[[ LISTED RECORDS, beginning ]]
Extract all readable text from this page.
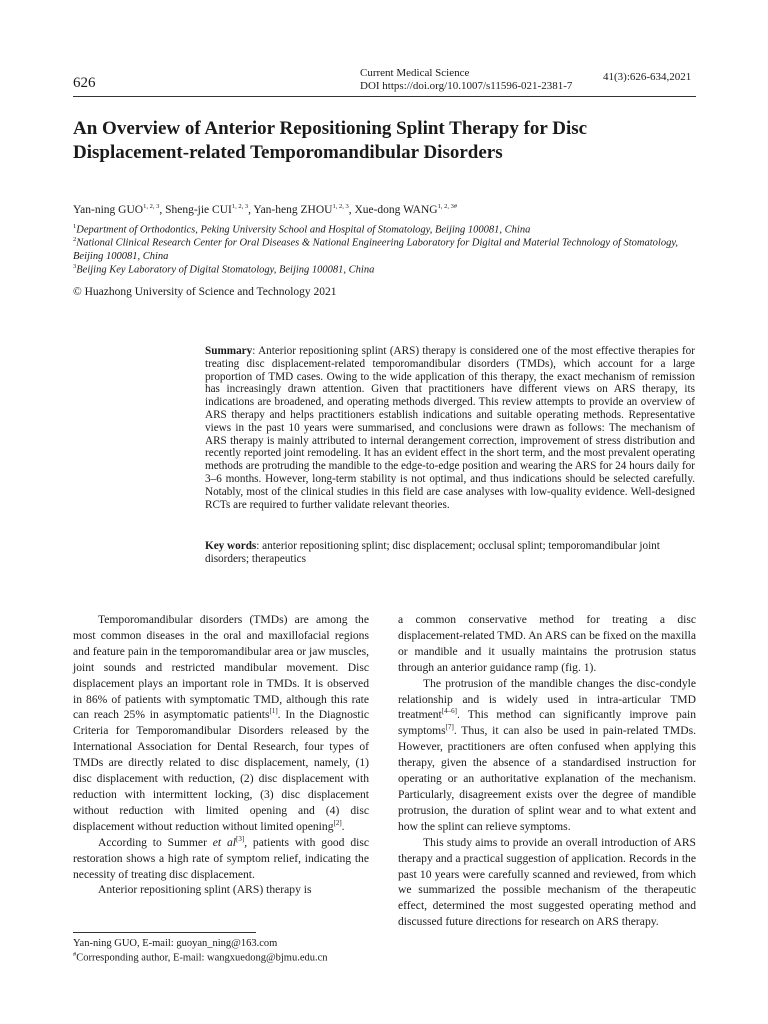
626
Current Medical Science
DOI https://doi.org/10.1007/s11596-021-2381-7
41(3):626-634,2021
An Overview of Anterior Repositioning Splint Therapy for Disc Displacement-related Temporomandibular Disorders
Yan-ning GUO$^{1, 2, 3}$, Sheng-jie CUI$^{1, 2, 3}$, Yan-heng ZHOU$^{1, 2, 3}$, Xue-dong $WANG^{1, 2, 3\#}$
$^1$Department of Orthodontics, Peking University School and Hospital of Stomatology, Beijing 100081, China
$^2$National Clinical Research Center for Oral Diseases & National Engineering Laboratory for Digital and Material Technology of Stomatology, Beijing 100081, China
$^3$Beijing Key Laboratory of Digital Stomatology, Beijing 100081, China
© Huazhong University of Science and Technology 2021
Summary: Anterior repositioning splint (ARS) therapy is considered one of the most effective therapies for treating disc displacement-related temporomandibular disorders (TMDs), which account for a large proportion of TMD cases. Owing to the wide application of this therapy, the exact mechanism of remission has increasingly drawn attention. Given that practitioners have different views on ARS therapy, its indications are broadened, and operating methods diverged. This review attempts to provide an overview of ARS therapy and helps practitioners establish indications and suitable operating methods. Representative views in the past 10 years were summarised, and conclusions were drawn as follows: The mechanism of ARS therapy is mainly attributed to internal derangement correction, improvement of stress distribution and recently reported joint remodeling. It has an evident effect in the short term, and the most prevalent operating methods are protruding the mandible to the edge-to-edge position and wearing the ARS for 24 hours daily for 3–6 months. However, long-term stability is not optimal, and thus indications should be selected carefully. Notably, most of the clinical studies in this field are case analyses with low-quality evidence. Well-designed RCTs are required to further validate relevant theories.
Key words: anterior repositioning splint; disc displacement; occlusal splint; temporomandibular joint disorders; therapeutics

Temporomandibular disorders (TMDs) are among the most common diseases in the oral and maxillofacial regions and feature pain in the temporomandibular area or jaw muscles, joint sounds and restricted mandibular movement. Disc displacement plays an important role in TMDs. It is observed in 86% of patients with symptomatic TMD, although this rate can reach 25% in asymptomatic patients[1]. In the Diagnostic Criteria for Temporomandibular Disorders released by the International Association for Dental Research, four types of TMDs are directly related to disc displacement, namely, (1) disc displacement with reduction, (2) disc displacement with reduction with intermittent locking, (3) disc displacement without reduction with limited opening and (4) disc displacement without reduction without limited opening[2].

According to Summer et al[3], patients with good disc restoration shows a high rate of symptom relief, indicating the necessity of treating disc displacement.

Anterior repositioning splint (ARS) therapy is

a common conservative method for treating a disc displacement-related TMD. An ARS can be fixed on the maxilla or mandible and it usually maintains the protrusion status through an anterior guidance ramp (fig. 1).

The protrusion of the mandible changes the disc-condyle relationship and is widely used in intra-articular TMD treatment[4–6]. This method can significantly improve pain symptoms[7]. Thus, it can also be used in pain-related TMDs. However, practitioners are often confused when applying this therapy, given the absence of a standardised instruction for operating or an authoritative explanation of the mechanism. Particularly, disagreement exists over the degree of mandible protrusion, the duration of splint wear and to what extent and how the splint can relieve symptoms.

This study aims to provide an overall introduction of ARS therapy and a practical suggestion of application. Records in the past 10 years were carefully scanned and reviewed, from which we summarized the possible mechanism of the therapeutic effect, determined the most suggested operating method and discussed future directions for research on ARS therapy.

Yan-ning GUO, E-mail: guoyan_ning@163.com
#Corresponding author, E-mail: wangxuedong@bjmu.edu.cn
[[ LISTED RECORDS, end ]]
WHAT IS BEING ASKED: Go through the listing above and return each line that includes the word "were".

RESPONSE TO THE EXERCISE:
Summary: Anterior repositioning splint (ARS) therapy is considered one of the most effective therapies for treating disc displacement-related temporomandibular disorders (TMDs), which account for a large proportion of TMD cases. Owing to the wide application of this therapy, the exact mechanism of remission has increasingly drawn attention. Given that practitioners have different views on ARS therapy, its indications are broadened, and operating methods diverged. This review attempts to provide an overview of ARS therapy and helps practitioners establish indications and suitable operating methods. Representative views in the past 10 years were summarised, and conclusions were drawn as follows: The mechanism of ARS therapy is mainly attributed to internal derangement correction, improvement of stress distribution and recently reported joint remodeling. It has an evident effect in the short term, and the most prevalent operating methods are protruding the mandible to the edge-to-edge position and wearing the ARS for 24 hours daily for 3–6 months. However, long-term stability is not optimal, and thus indications should be selected carefully. Notably, most of the clinical studies in this field are case analyses with low-quality evidence. Well-designed RCTs are required to further validate relevant theories.
This study aims to provide an overall introduction of ARS therapy and a practical suggestion of application. Records in the past 10 years were carefully scanned and reviewed, from which we summarized the possible mechanism of the therapeutic effect, determined the most suggested operating method and discussed future directions for research on ARS therapy.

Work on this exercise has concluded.